* BEGIN *
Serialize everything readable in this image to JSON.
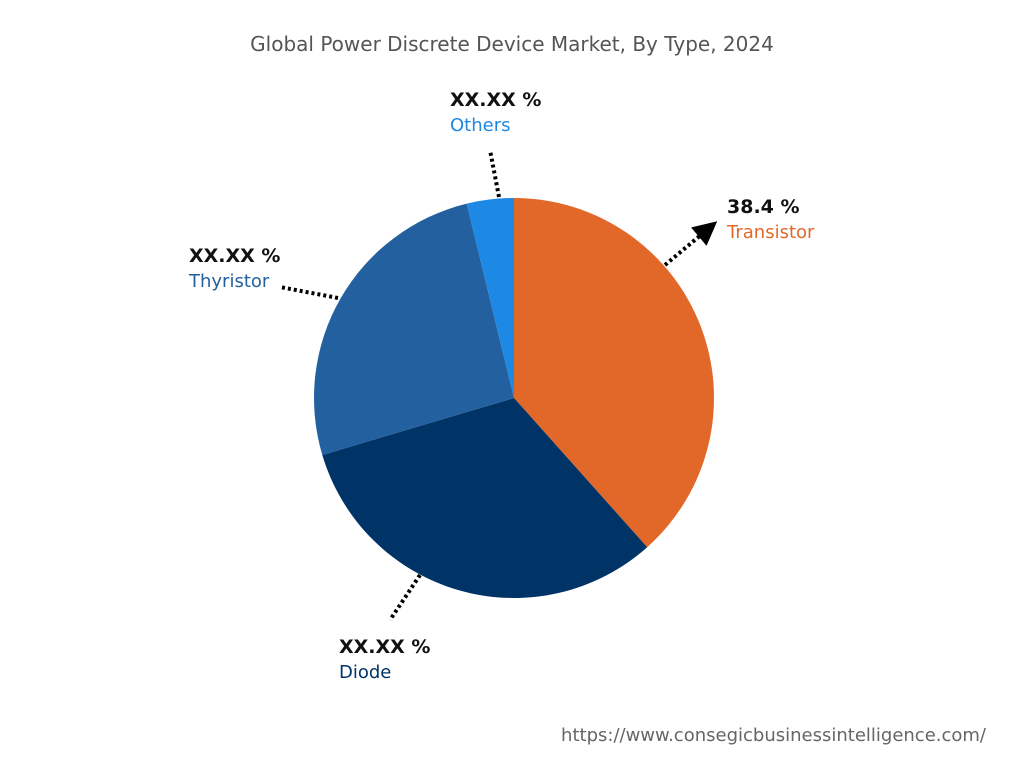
{
  "chart_data": {
    "type": "pie",
    "title": "Global Power Discrete Device Market, By Type, 2024",
    "start_angle": "top",
    "direction": "clockwise",
    "slices": [
      {
        "name": "Transistor",
        "value": 38.4,
        "label": "38.4 %",
        "color": "#E2682A"
      },
      {
        "name": "Diode",
        "value": 32.0,
        "label": "XX.XX %",
        "color": "#003366"
      },
      {
        "name": "Thyristor",
        "value": 25.8,
        "label": "XX.XX %",
        "color": "#23609F"
      },
      {
        "name": "Others",
        "value": 3.8,
        "label": "XX.XX %",
        "color": "#1E88E5"
      }
    ]
  },
  "footer": {
    "url": "https://www.consegicbusinessintelligence.com/"
  }
}
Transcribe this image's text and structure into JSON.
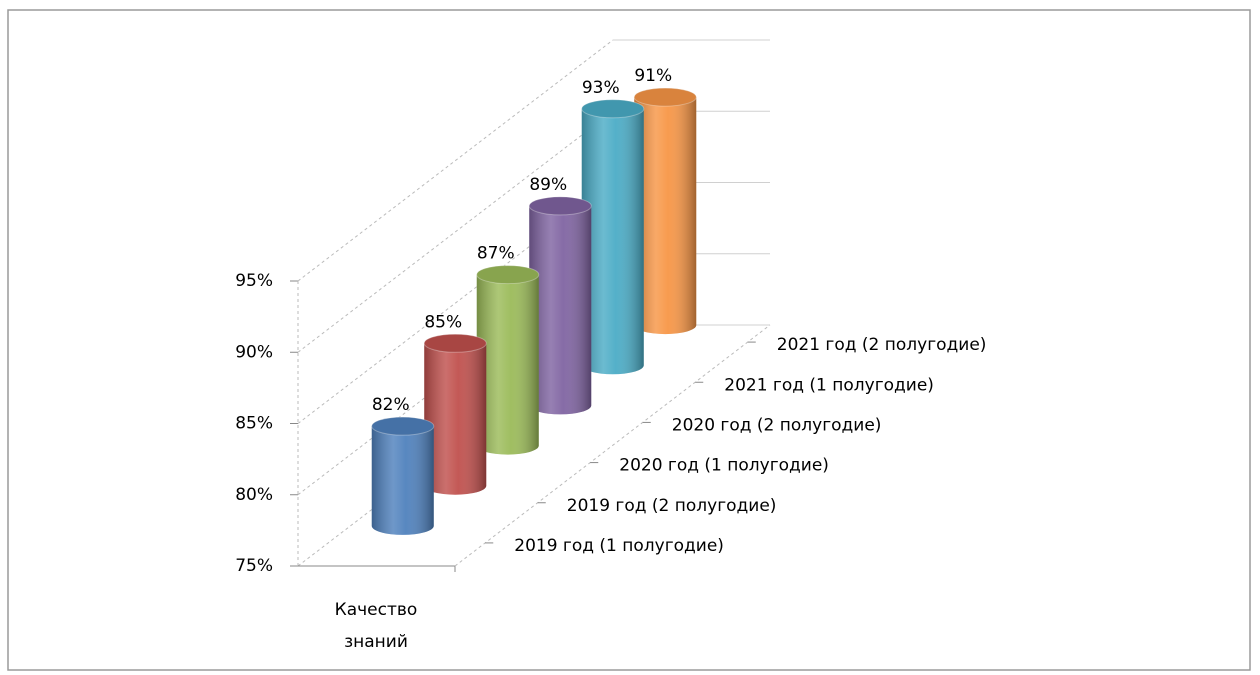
{
  "chart_data": {
    "type": "cylinder3d",
    "categories": [
      "Качество знаний"
    ],
    "series": [
      {
        "name": "2019 год (1 полугодие)",
        "color": "#4f81bd",
        "values": [
          82
        ],
        "value_labels": [
          "82%"
        ]
      },
      {
        "name": "2019 год (2 полугодие)",
        "color": "#c0504d",
        "values": [
          85
        ],
        "value_labels": [
          "85%"
        ]
      },
      {
        "name": "2020 год (1 полугодие)",
        "color": "#9bbb59",
        "values": [
          87
        ],
        "value_labels": [
          "87%"
        ]
      },
      {
        "name": "2020 год (2 полугодие)",
        "color": "#8064a2",
        "values": [
          89
        ],
        "value_labels": [
          "89%"
        ]
      },
      {
        "name": "2021 год (1 полугодие)",
        "color": "#4bacc6",
        "values": [
          93
        ],
        "value_labels": [
          "93%"
        ]
      },
      {
        "name": "2021 год (2 полугодие)",
        "color": "#f79646",
        "values": [
          91
        ],
        "value_labels": [
          "91%"
        ]
      }
    ],
    "ylim": [
      75,
      95
    ],
    "yticks": [
      {
        "value": 75,
        "label": "75%"
      },
      {
        "value": 80,
        "label": "80%"
      },
      {
        "value": 85,
        "label": "85%"
      },
      {
        "value": 90,
        "label": "90%"
      },
      {
        "value": 95,
        "label": "95%"
      }
    ],
    "grid": true
  }
}
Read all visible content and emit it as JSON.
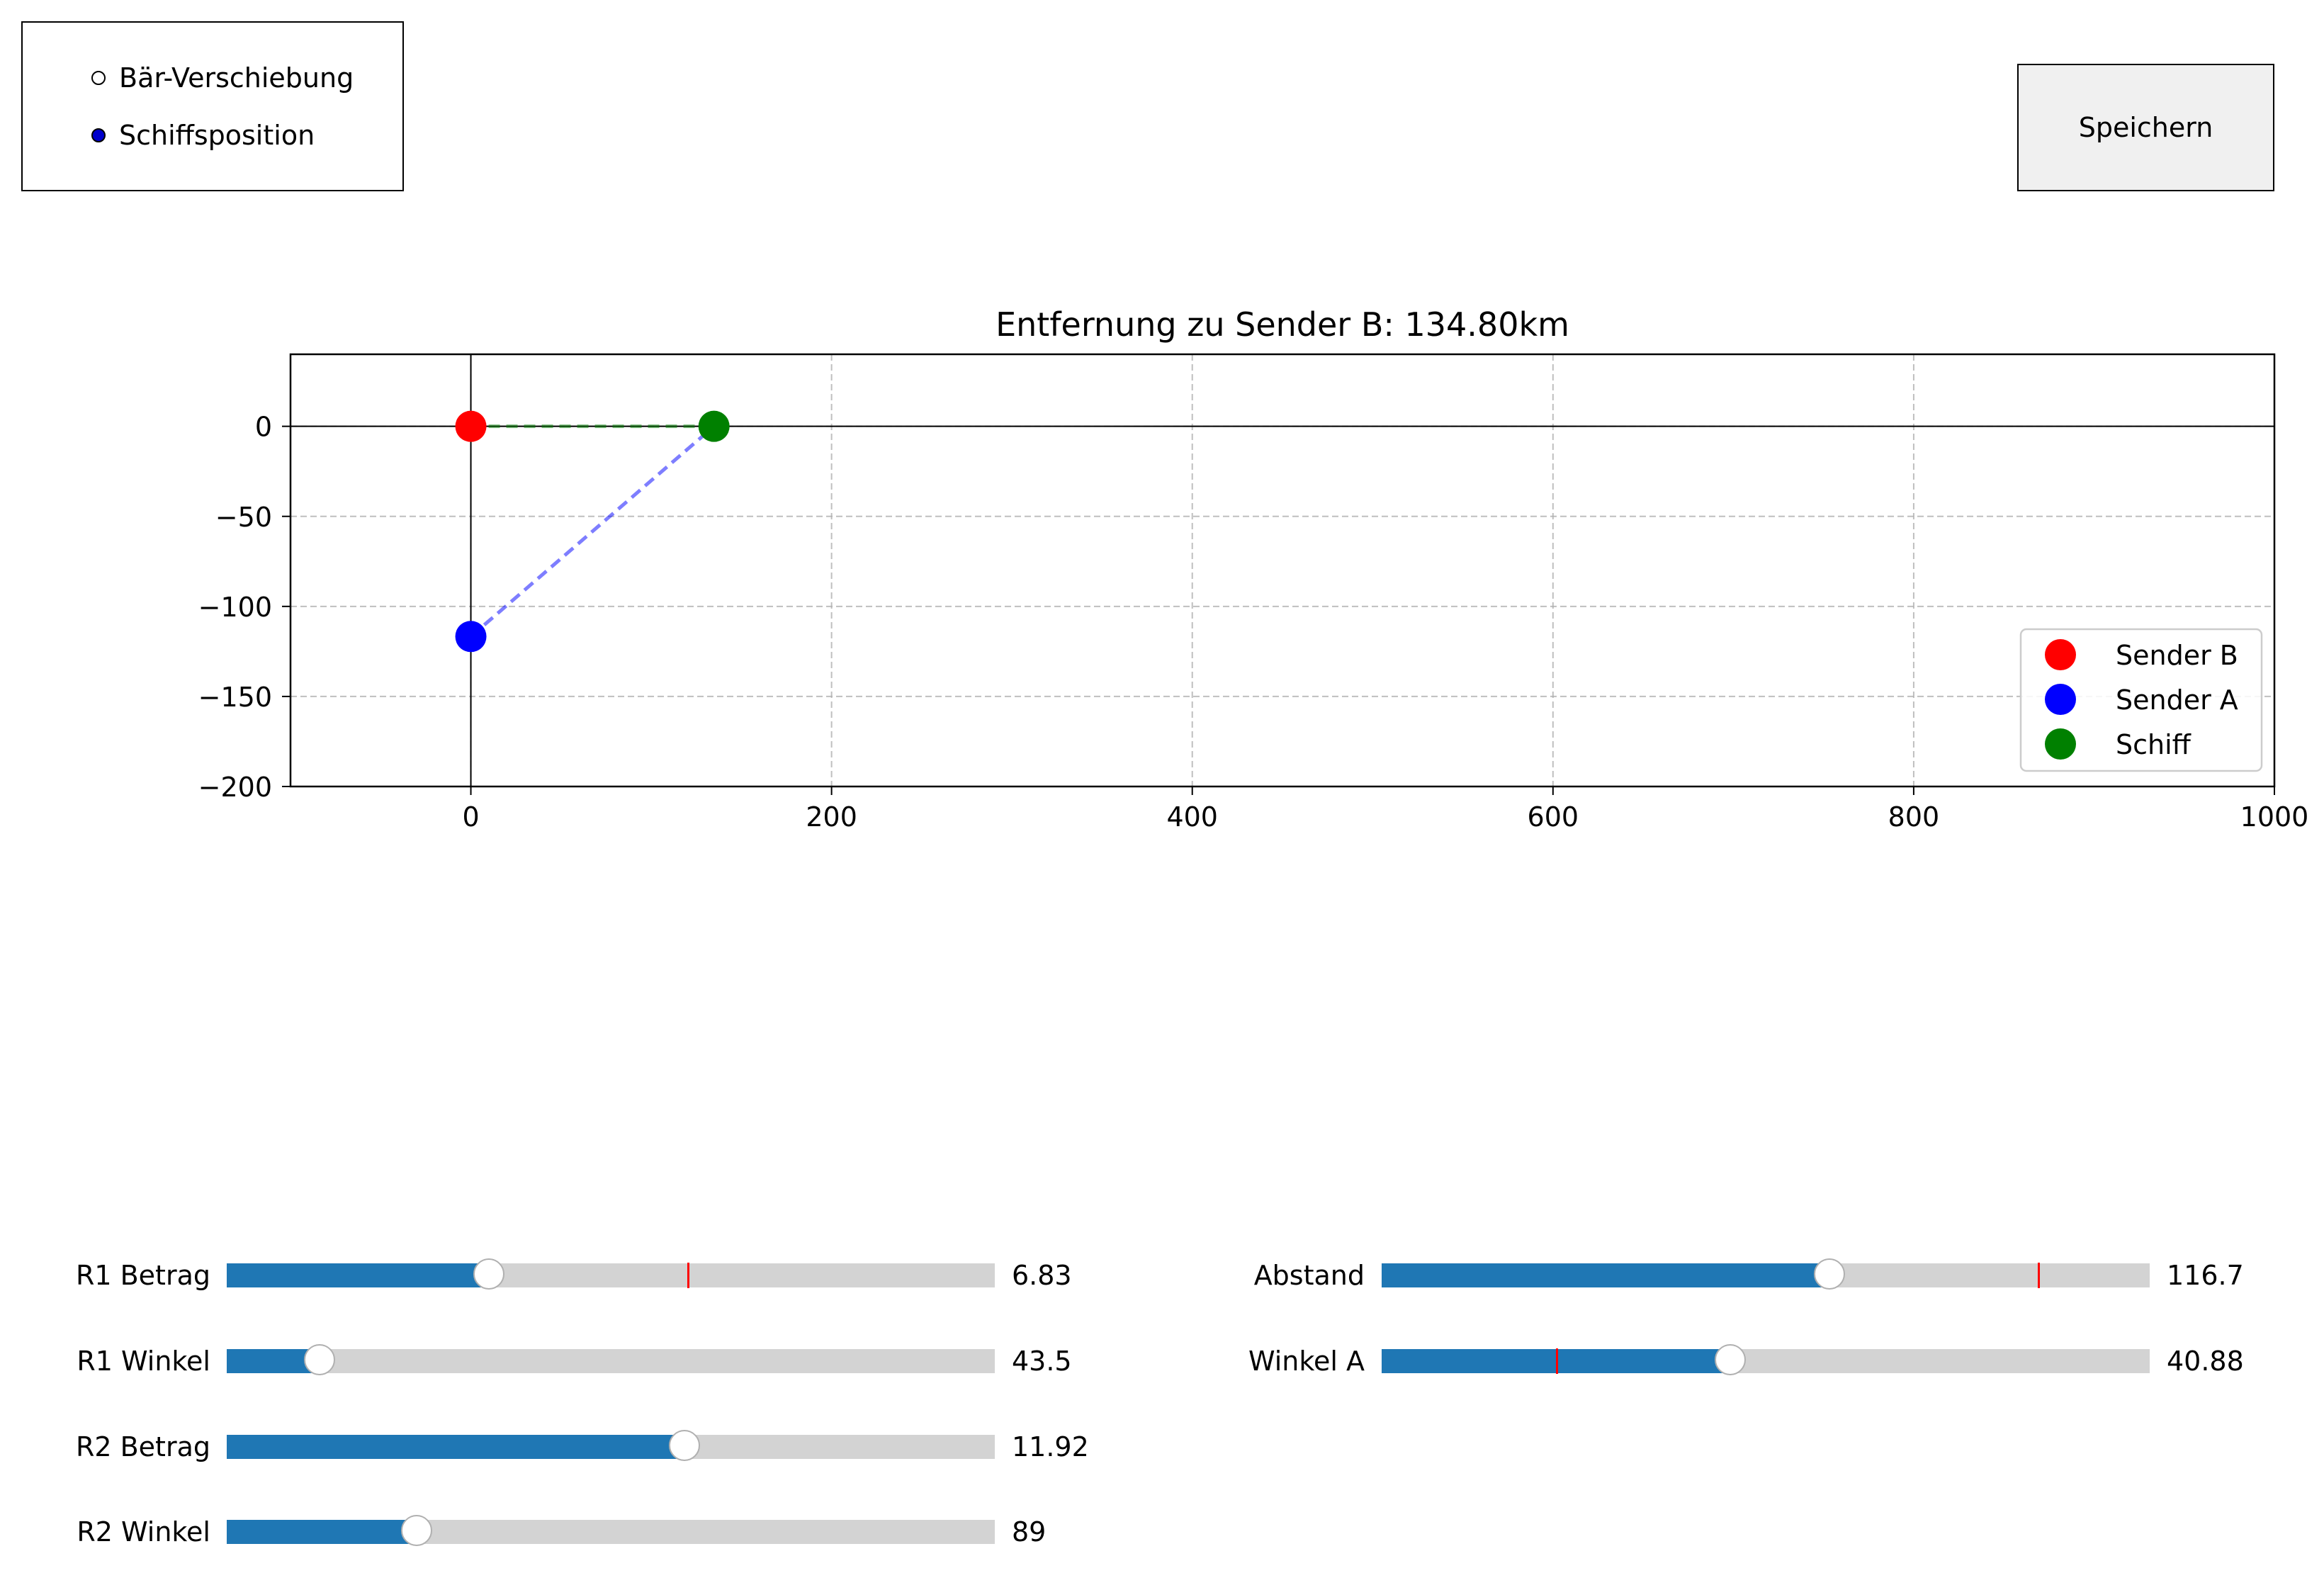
{
  "radio": {
    "items": [
      {
        "label": "Bär-Verschiebung",
        "selected": false
      },
      {
        "label": "Schiffsposition",
        "selected": true
      }
    ],
    "selected_color": "#0000cc"
  },
  "toolbar": {
    "save_label": "Speichern"
  },
  "chart_data": {
    "type": "scatter",
    "title": "Entfernung zu Sender B: 134.80km",
    "xlabel": "",
    "ylabel": "",
    "xlim": [
      -100,
      1000
    ],
    "ylim": [
      -200,
      40
    ],
    "xticks": [
      0,
      200,
      400,
      600,
      800,
      1000
    ],
    "xtick_labels": [
      "0",
      "200",
      "400",
      "600",
      "800",
      "1000"
    ],
    "yticks": [
      0,
      -50,
      -100,
      -150,
      -200
    ],
    "ytick_labels": [
      "0",
      "−50",
      "−100",
      "−150",
      "−200"
    ],
    "grid": true,
    "legend_position": "lower-right",
    "points": [
      {
        "name": "Sender B",
        "x": 0,
        "y": 0,
        "color": "#ff0000"
      },
      {
        "name": "Sender A",
        "x": 0,
        "y": -116.7,
        "color": "#0000ff"
      },
      {
        "name": "Schiff",
        "x": 134.8,
        "y": 0,
        "color": "#008000"
      }
    ],
    "lines": [
      {
        "from": [
          0,
          0
        ],
        "to": [
          134.8,
          0
        ],
        "color": "#008000",
        "style": "dashed"
      },
      {
        "from": [
          0,
          -116.7
        ],
        "to": [
          134.8,
          0
        ],
        "color": "#0000ff",
        "style": "dashed"
      }
    ]
  },
  "sliders": [
    {
      "name": "r1-betrag",
      "label": "R1 Betrag",
      "value_text": "6.83",
      "fraction": 0.341,
      "initial_fraction": 0.6
    },
    {
      "name": "r1-winkel",
      "label": "R1 Winkel",
      "value_text": "43.5",
      "fraction": 0.121,
      "initial_fraction": null
    },
    {
      "name": "r2-betrag",
      "label": "R2 Betrag",
      "value_text": "11.92",
      "fraction": 0.596,
      "initial_fraction": null
    },
    {
      "name": "r2-winkel",
      "label": "R2 Winkel",
      "value_text": "89",
      "fraction": 0.247,
      "initial_fraction": null
    },
    {
      "name": "abstand",
      "label": "Abstand",
      "value_text": "116.7",
      "fraction": 0.583,
      "initial_fraction": 0.854
    },
    {
      "name": "winkel-a",
      "label": "Winkel A",
      "value_text": "40.88",
      "fraction": 0.454,
      "initial_fraction": 0.227
    }
  ]
}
* END *
Task objective. Transcribe the material exactly, leaving every picture out.

Answer to the problem.
Serialize everything readable in this image to JSON.
{
  "chart_data": {
    "type": "pie",
    "title": "Global Power Discrete Device Market, By Type, 2024",
    "start_angle": "top",
    "direction": "clockwise",
    "slices": [
      {
        "name": "Transistor",
        "value": 38.4,
        "label": "38.4 %",
        "color": "#E2682A"
      },
      {
        "name": "Diode",
        "value": 32.0,
        "label": "XX.XX %",
        "color": "#003366"
      },
      {
        "name": "Thyristor",
        "value": 25.8,
        "label": "XX.XX %",
        "color": "#23609F"
      },
      {
        "name": "Others",
        "value": 3.8,
        "label": "XX.XX %",
        "color": "#1E88E5"
      }
    ]
  },
  "footer": {
    "url": "https://www.consegicbusinessintelligence.com/"
  }
}
Transcribe this image's text and structure into JSON.
{
  "chart_data": {
    "type": "cylinder3d",
    "categories": [
      "Качество знаний"
    ],
    "series": [
      {
        "name": "2019 год (1 полугодие)",
        "color": "#4f81bd",
        "values": [
          82
        ],
        "value_labels": [
          "82%"
        ]
      },
      {
        "name": "2019 год (2 полугодие)",
        "color": "#c0504d",
        "values": [
          85
        ],
        "value_labels": [
          "85%"
        ]
      },
      {
        "name": "2020 год (1 полугодие)",
        "color": "#9bbb59",
        "values": [
          87
        ],
        "value_labels": [
          "87%"
        ]
      },
      {
        "name": "2020 год (2 полугодие)",
        "color": "#8064a2",
        "values": [
          89
        ],
        "value_labels": [
          "89%"
        ]
      },
      {
        "name": "2021 год (1 полугодие)",
        "color": "#4bacc6",
        "values": [
          93
        ],
        "value_labels": [
          "93%"
        ]
      },
      {
        "name": "2021 год (2 полугодие)",
        "color": "#f79646",
        "values": [
          91
        ],
        "value_labels": [
          "91%"
        ]
      }
    ],
    "ylim": [
      75,
      95
    ],
    "yticks": [
      {
        "value": 75,
        "label": "75%"
      },
      {
        "value": 80,
        "label": "80%"
      },
      {
        "value": 85,
        "label": "85%"
      },
      {
        "value": 90,
        "label": "90%"
      },
      {
        "value": 95,
        "label": "95%"
      }
    ],
    "grid": true
  }
}
Read all visible content and emit it as JSON.
{
  "radio": {
    "items": [
      {
        "label": "Bär-Verschiebung",
        "selected": false
      },
      {
        "label": "Schiffsposition",
        "selected": true
      }
    ],
    "selected_color": "#0000cc"
  },
  "toolbar": {
    "save_label": "Speichern"
  },
  "chart_data": {
    "type": "scatter",
    "title": "Entfernung zu Sender B: 134.80km",
    "xlabel": "",
    "ylabel": "",
    "xlim": [
      -100,
      1000
    ],
    "ylim": [
      -200,
      40
    ],
    "xticks": [
      0,
      200,
      400,
      600,
      800,
      1000
    ],
    "xtick_labels": [
      "0",
      "200",
      "400",
      "600",
      "800",
      "1000"
    ],
    "yticks": [
      0,
      -50,
      -100,
      -150,
      -200
    ],
    "ytick_labels": [
      "0",
      "−50",
      "−100",
      "−150",
      "−200"
    ],
    "grid": true,
    "legend_position": "lower-right",
    "points": [
      {
        "name": "Sender B",
        "x": 0,
        "y": 0,
        "color": "#ff0000"
      },
      {
        "name": "Sender A",
        "x": 0,
        "y": -116.7,
        "color": "#0000ff"
      },
      {
        "name": "Schiff",
        "x": 134.8,
        "y": 0,
        "color": "#008000"
      }
    ],
    "lines": [
      {
        "from": [
          0,
          0
        ],
        "to": [
          134.8,
          0
        ],
        "color": "#008000",
        "style": "dashed"
      },
      {
        "from": [
          0,
          -116.7
        ],
        "to": [
          134.8,
          0
        ],
        "color": "#0000ff",
        "style": "dashed"
      }
    ]
  },
  "sliders": [
    {
      "name": "r1-betrag",
      "label": "R1 Betrag",
      "value_text": "6.83",
      "fraction": 0.341,
      "initial_fraction": 0.6
    },
    {
      "name": "r1-winkel",
      "label": "R1 Winkel",
      "value_text": "43.5",
      "fraction": 0.121,
      "initial_fraction": null
    },
    {
      "name": "r2-betrag",
      "label": "R2 Betrag",
      "value_text": "11.92",
      "fraction": 0.596,
      "initial_fraction": null
    },
    {
      "name": "r2-winkel",
      "label": "R2 Winkel",
      "value_text": "89",
      "fraction": 0.247,
      "initial_fraction": null
    },
    {
      "name": "abstand",
      "label": "Abstand",
      "value_text": "116.7",
      "fraction": 0.583,
      "initial_fraction": 0.854
    },
    {
      "name": "winkel-a",
      "label": "Winkel A",
      "value_text": "40.88",
      "fraction": 0.454,
      "initial_fraction": 0.227
    }
  ]
}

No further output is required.